(Records)
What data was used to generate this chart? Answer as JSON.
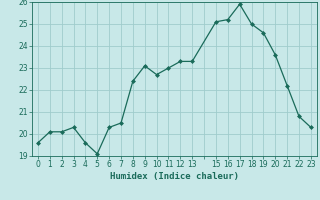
{
  "x": [
    0,
    1,
    2,
    3,
    4,
    5,
    6,
    7,
    8,
    9,
    10,
    11,
    12,
    13,
    15,
    16,
    17,
    18,
    19,
    20,
    21,
    22,
    23
  ],
  "y": [
    19.6,
    20.1,
    20.1,
    20.3,
    19.6,
    19.1,
    20.3,
    20.5,
    22.4,
    23.1,
    22.7,
    23.0,
    23.3,
    23.3,
    25.1,
    25.2,
    25.9,
    25.0,
    24.6,
    23.6,
    22.2,
    20.8,
    20.3
  ],
  "line_color": "#1a6b5a",
  "bg_color": "#c8e8e8",
  "grid_color": "#a0cccc",
  "xlabel": "Humidex (Indice chaleur)",
  "ylim": [
    19,
    26
  ],
  "xlim": [
    -0.5,
    23.5
  ],
  "yticks": [
    19,
    20,
    21,
    22,
    23,
    24,
    25,
    26
  ],
  "xtick_positions": [
    0,
    1,
    2,
    3,
    4,
    5,
    6,
    7,
    8,
    9,
    10,
    11,
    12,
    13,
    14,
    15,
    16,
    17,
    18,
    19,
    20,
    21,
    22,
    23
  ],
  "xtick_labels": [
    "0",
    "1",
    "2",
    "3",
    "4",
    "5",
    "6",
    "7",
    "8",
    "9",
    "10",
    "11",
    "12",
    "13",
    "",
    "15",
    "16",
    "17",
    "18",
    "19",
    "20",
    "21",
    "22",
    "23"
  ],
  "label_fontsize": 6.5,
  "tick_fontsize": 5.5
}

(Your goal) Reproduce the listing above exactly, excluding all pictures.

(Output of the task)
What data was used to generate this chart? Answer as JSON.
{
  "x": [
    0,
    1,
    2,
    3,
    4,
    5,
    6,
    7,
    8,
    9,
    10,
    11,
    12,
    13,
    15,
    16,
    17,
    18,
    19,
    20,
    21,
    22,
    23
  ],
  "y": [
    19.6,
    20.1,
    20.1,
    20.3,
    19.6,
    19.1,
    20.3,
    20.5,
    22.4,
    23.1,
    22.7,
    23.0,
    23.3,
    23.3,
    25.1,
    25.2,
    25.9,
    25.0,
    24.6,
    23.6,
    22.2,
    20.8,
    20.3
  ],
  "line_color": "#1a6b5a",
  "bg_color": "#c8e8e8",
  "grid_color": "#a0cccc",
  "xlabel": "Humidex (Indice chaleur)",
  "ylim": [
    19,
    26
  ],
  "xlim": [
    -0.5,
    23.5
  ],
  "yticks": [
    19,
    20,
    21,
    22,
    23,
    24,
    25,
    26
  ],
  "xtick_positions": [
    0,
    1,
    2,
    3,
    4,
    5,
    6,
    7,
    8,
    9,
    10,
    11,
    12,
    13,
    14,
    15,
    16,
    17,
    18,
    19,
    20,
    21,
    22,
    23
  ],
  "xtick_labels": [
    "0",
    "1",
    "2",
    "3",
    "4",
    "5",
    "6",
    "7",
    "8",
    "9",
    "10",
    "11",
    "12",
    "13",
    "",
    "15",
    "16",
    "17",
    "18",
    "19",
    "20",
    "21",
    "22",
    "23"
  ],
  "label_fontsize": 6.5,
  "tick_fontsize": 5.5
}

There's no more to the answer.